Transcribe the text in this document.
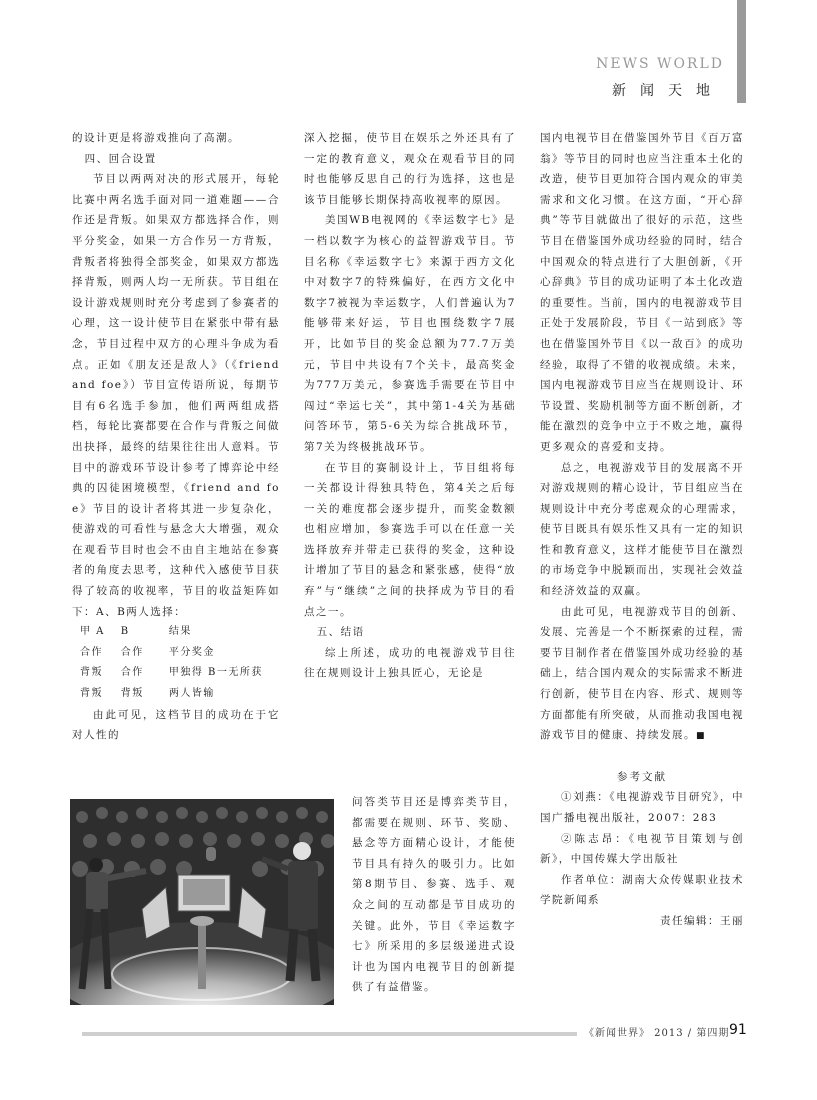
NEWS WORLD
新闻天地

的设计更是将游戏推向了高潮。

四、回合设置

节目以两两对决的形式展开，每轮比赛中两名选手面对同一道难题——合作还是背叛。如果双方都选择合作，则平分奖金，如果一方合作另一方背叛，背叛者将独得全部奖金，如果双方都选择背叛，则两人均一无所获。节目组在设计游戏规则时充分考虑到了参赛者的心理，这一设计使节目在紧张中带有悬念，节目过程中双方的心理斗争成为看点。正如《朋友还是敌人》（《friend and foe》）节目宣传语所说，每期节目有6名选手参加，他们两两组成搭档，每轮比赛都要在合作与背叛之间做出抉择，最终的结果往往出人意料。节目中的游戏环节设计参考了博弈论中经典的囚徒困境模型，《friend and foe》节目的设计者将其进一步复杂化，使游戏的可看性与悬念大大增强，观众在观看节目时也会不由自主地站在参赛者的角度去思考，这种代入感使节目获得了较高的收视率，节目的收益矩阵如下：A、B两人选择：

甲 A	B	结果
合作	合作	平分奖金
背叛	合作	甲独得 B一无所获
背叛	背叛	两人皆输

由此可见，这档节目的成功在于它对人性的

深入挖掘，使节目在娱乐之外还具有了一定的教育意义，观众在观看节目的同时也能够反思自己的行为选择，这也是该节目能够长期保持高收视率的原因。

美国WB电视网的《幸运数字七》是一档以数字为核心的益智游戏节目。节目名称《幸运数字七》来源于西方文化中对数字7的特殊偏好，在西方文化中数字7被视为幸运数字，人们普遍认为7能够带来好运，节目也围绕数字7展开，比如节目的奖金总额为77.7万美元，节目中共设有7个关卡，最高奖金为777万美元，参赛选手需要在节目中闯过“幸运七关”，其中第1-4关为基础问答环节，第5-6关为综合挑战环节，第7关为终极挑战环节。

在节目的赛制设计上，节目组将每一关都设计得独具特色，第4关之后每一关的难度都会逐步提升，而奖金数额也相应增加，参赛选手可以在任意一关选择放弃并带走已获得的奖金，这种设计增加了节目的悬念和紧张感，使得“放弃”与“继续”之间的抉择成为节目的看点之一。

五、结语

综上所述，成功的电视游戏节目往往在规则设计上独具匠心，无论是

问答类节目还是博弈类节目，都需要在规则、环节、奖励、悬念等方面精心设计，才能使节目具有持久的吸引力。比如第8期节目、参赛、选手、观众之间的互动都是节目成功的关键。此外，节目《幸运数字七》所采用的多层级递进式设计也为国内电视节目的创新提供了有益借鉴。

国内电视节目在借鉴国外节目《百万富翁》等节目的同时也应当注重本土化的改造，使节目更加符合国内观众的审美需求和文化习惯。在这方面，“开心辞典”等节目就做出了很好的示范，这些节目在借鉴国外成功经验的同时，结合中国观众的特点进行了大胆创新，《开心辞典》节目的成功证明了本土化改造的重要性。当前，国内的电视游戏节目正处于发展阶段，节目《一站到底》等也在借鉴国外节目《以一敌百》的成功经验，取得了不错的收视成绩。未来，国内电视游戏节目应当在规则设计、环节设置、奖励机制等方面不断创新，才能在激烈的竞争中立于不败之地，赢得更多观众的喜爱和支持。

总之，电视游戏节目的发展离不开对游戏规则的精心设计，节目组应当在规则设计中充分考虑观众的心理需求，使节目既具有娱乐性又具有一定的知识性和教育意义，这样才能使节目在激烈的市场竞争中脱颖而出，实现社会效益和经济效益的双赢。

由此可见，电视游戏节目的创新、发展、完善是一个不断探索的过程，需要节目制作者在借鉴国外成功经验的基础上，结合国内观众的实际需求不断进行创新，使节目在内容、形式、规则等方面都能有所突破，从而推动我国电视游戏节目的健康、持续发展。■

参考文献

①刘燕：《电视游戏节目研究》，中国广播电视出版社，2007：283

②陈志昂：《电视节目策划与创新》，中国传媒大学出版社

作者单位：湖南大众传媒职业技术学院新闻系

责任编辑：王丽

《新闻世界》 2013 / 第四期 91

*****

GIVEN EXERCISE -
Copy all lines of the material above where the string "由此可见" occurs.

EXPECTED OUTPUT -
由此可见，这档节目的成功在于它对人性的
由此可见，电视游戏节目的创新、发展、完善是一个不断探索的过程，需要节目制作者在借鉴国外成功经验的基础上，结合国内观众的实际需求不断进行创新，使节目在内容、形式、规则等方面都能有所突破，从而推动我国电视游戏节目的健康、持续发展。■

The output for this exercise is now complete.